***** Listed entries *****

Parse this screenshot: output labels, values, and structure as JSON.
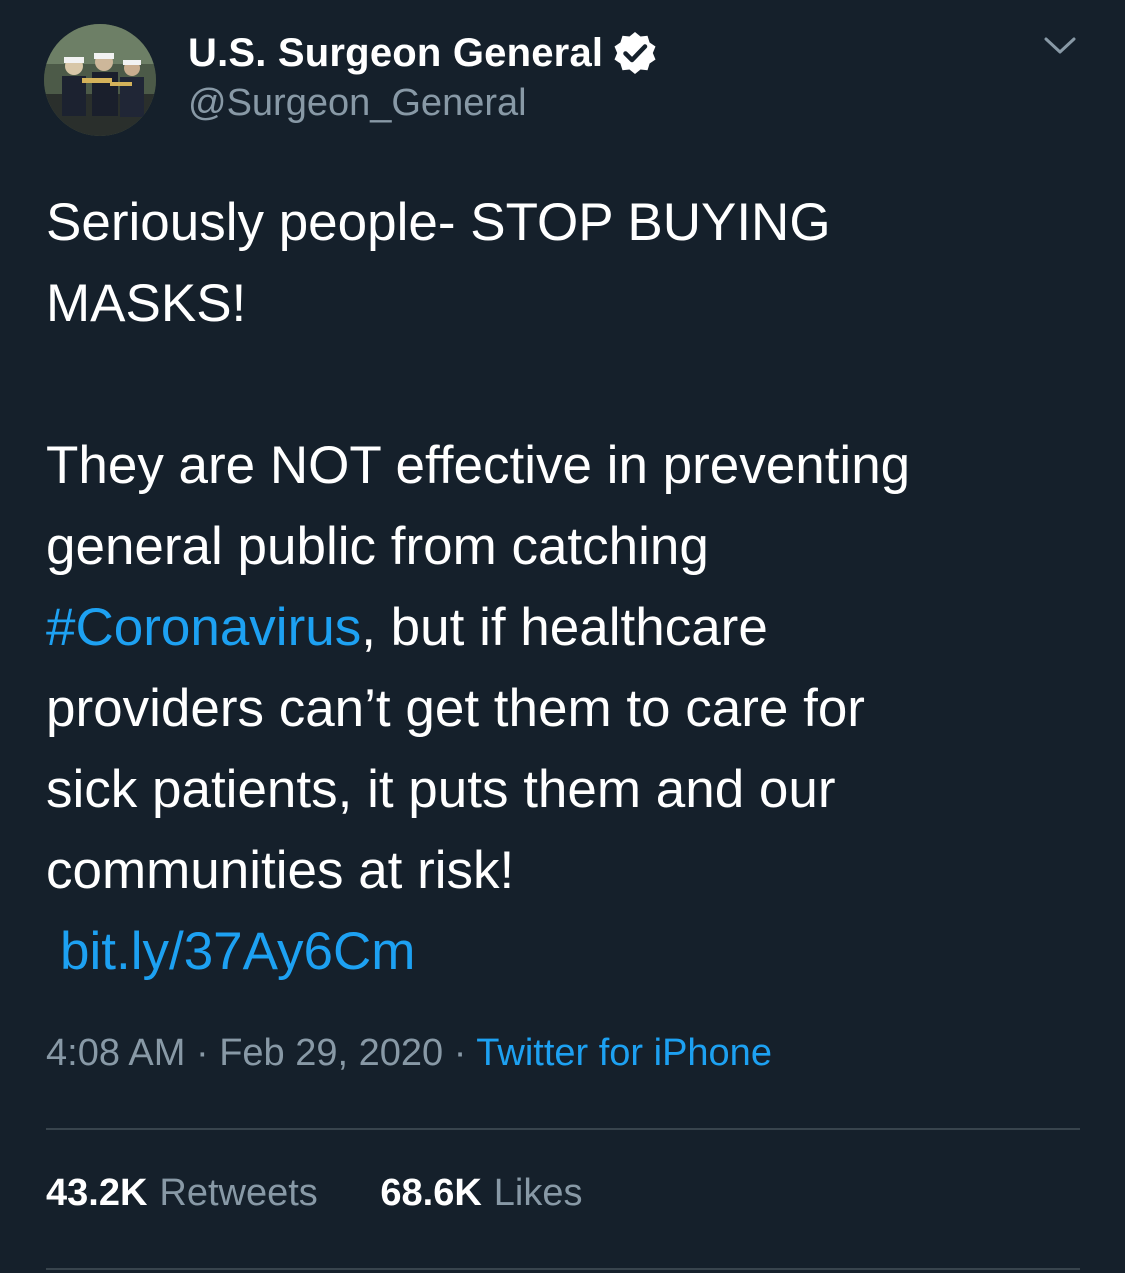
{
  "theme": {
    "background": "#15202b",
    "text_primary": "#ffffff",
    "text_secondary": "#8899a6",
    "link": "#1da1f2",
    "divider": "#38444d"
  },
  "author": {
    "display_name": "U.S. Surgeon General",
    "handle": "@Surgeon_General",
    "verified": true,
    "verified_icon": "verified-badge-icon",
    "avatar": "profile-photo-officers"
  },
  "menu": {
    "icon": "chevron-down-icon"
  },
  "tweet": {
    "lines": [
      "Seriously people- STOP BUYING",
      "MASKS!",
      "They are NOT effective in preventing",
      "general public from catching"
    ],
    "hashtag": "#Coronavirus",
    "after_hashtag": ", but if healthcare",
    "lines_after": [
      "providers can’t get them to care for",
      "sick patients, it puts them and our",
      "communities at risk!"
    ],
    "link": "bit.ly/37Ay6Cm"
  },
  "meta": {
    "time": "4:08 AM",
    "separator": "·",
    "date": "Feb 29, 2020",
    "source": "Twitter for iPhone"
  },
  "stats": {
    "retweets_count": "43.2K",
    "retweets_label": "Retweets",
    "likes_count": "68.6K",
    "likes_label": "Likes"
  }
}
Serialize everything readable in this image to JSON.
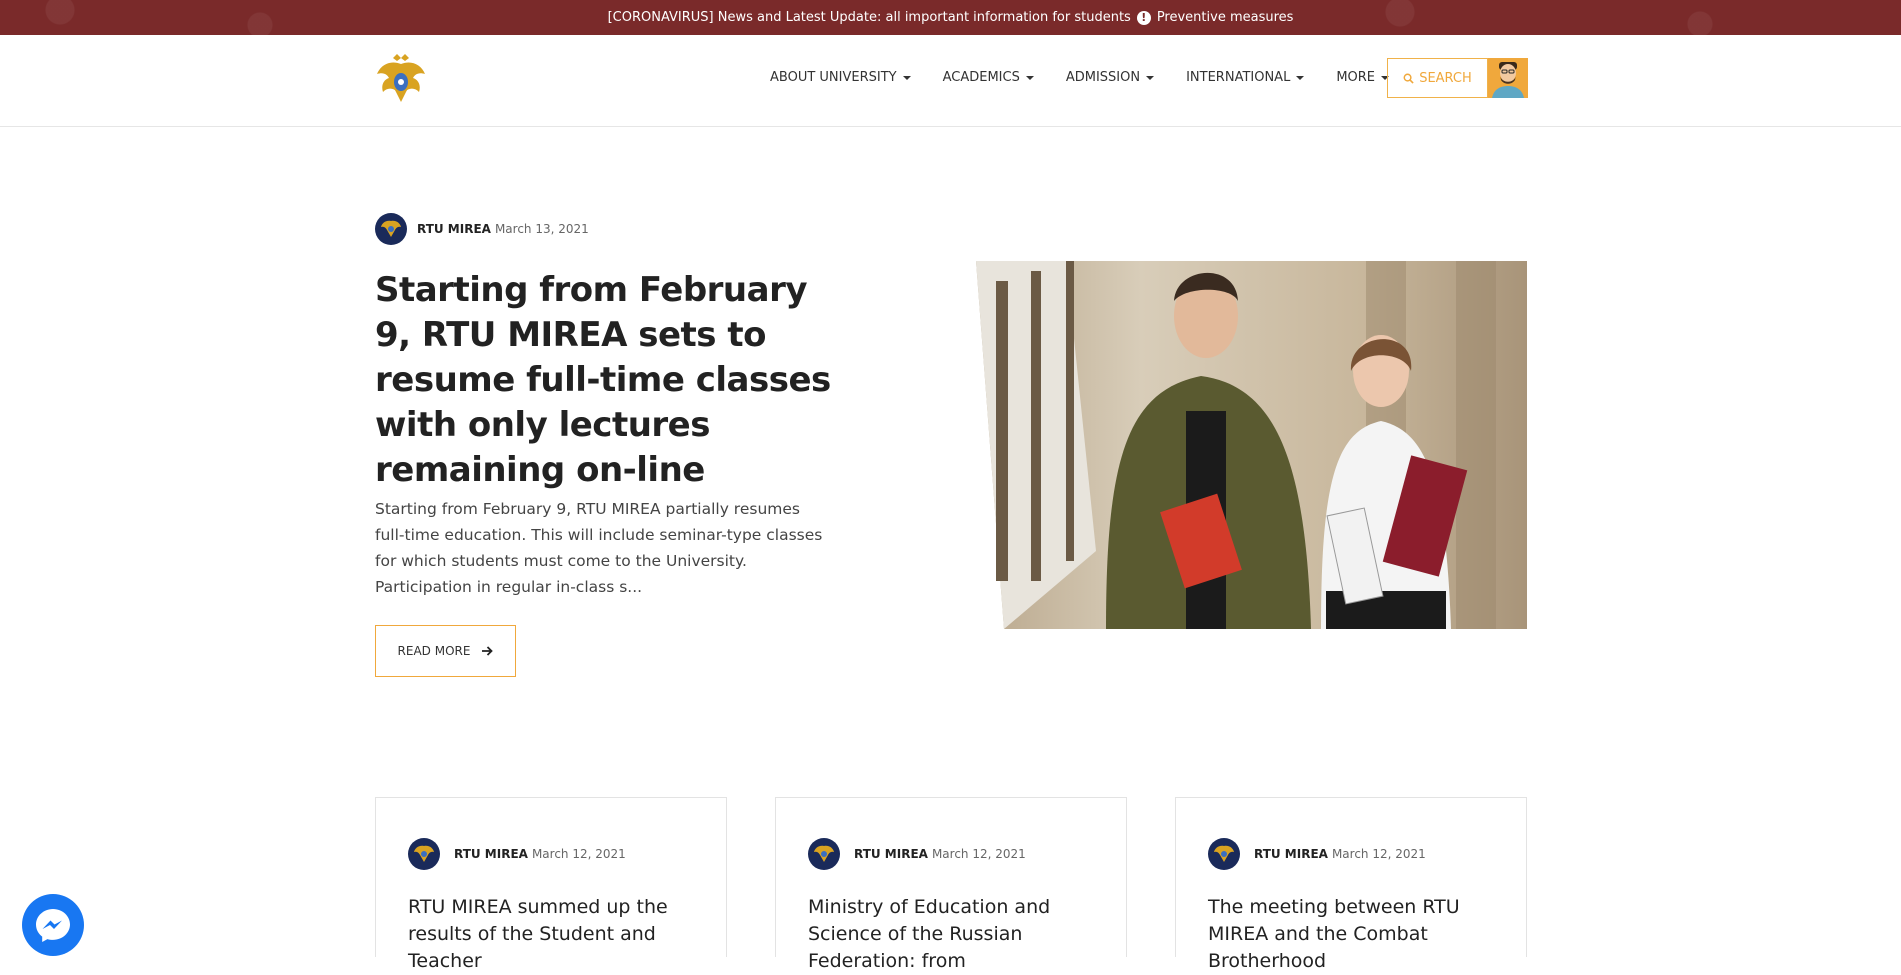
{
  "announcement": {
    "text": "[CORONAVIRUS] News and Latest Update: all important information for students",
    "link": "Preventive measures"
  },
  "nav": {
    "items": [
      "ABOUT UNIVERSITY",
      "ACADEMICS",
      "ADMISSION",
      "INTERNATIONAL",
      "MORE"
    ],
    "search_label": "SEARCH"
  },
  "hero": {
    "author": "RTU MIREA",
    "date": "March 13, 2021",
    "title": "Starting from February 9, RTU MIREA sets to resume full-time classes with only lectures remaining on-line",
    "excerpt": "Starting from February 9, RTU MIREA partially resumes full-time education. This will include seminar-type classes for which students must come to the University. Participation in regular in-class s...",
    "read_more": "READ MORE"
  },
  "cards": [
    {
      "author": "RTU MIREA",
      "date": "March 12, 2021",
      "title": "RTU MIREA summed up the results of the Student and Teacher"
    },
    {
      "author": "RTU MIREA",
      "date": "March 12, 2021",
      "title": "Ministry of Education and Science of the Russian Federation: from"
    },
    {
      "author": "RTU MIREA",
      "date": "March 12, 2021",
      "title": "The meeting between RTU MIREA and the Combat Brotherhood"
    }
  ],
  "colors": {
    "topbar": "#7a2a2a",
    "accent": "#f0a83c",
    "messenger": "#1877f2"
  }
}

*****

Among the lines above, find those carrying the word "icon" and copy them out.

* Solution *
    "verified_icon": "verified-badge-icon",
    "icon": "chevron-down-icon"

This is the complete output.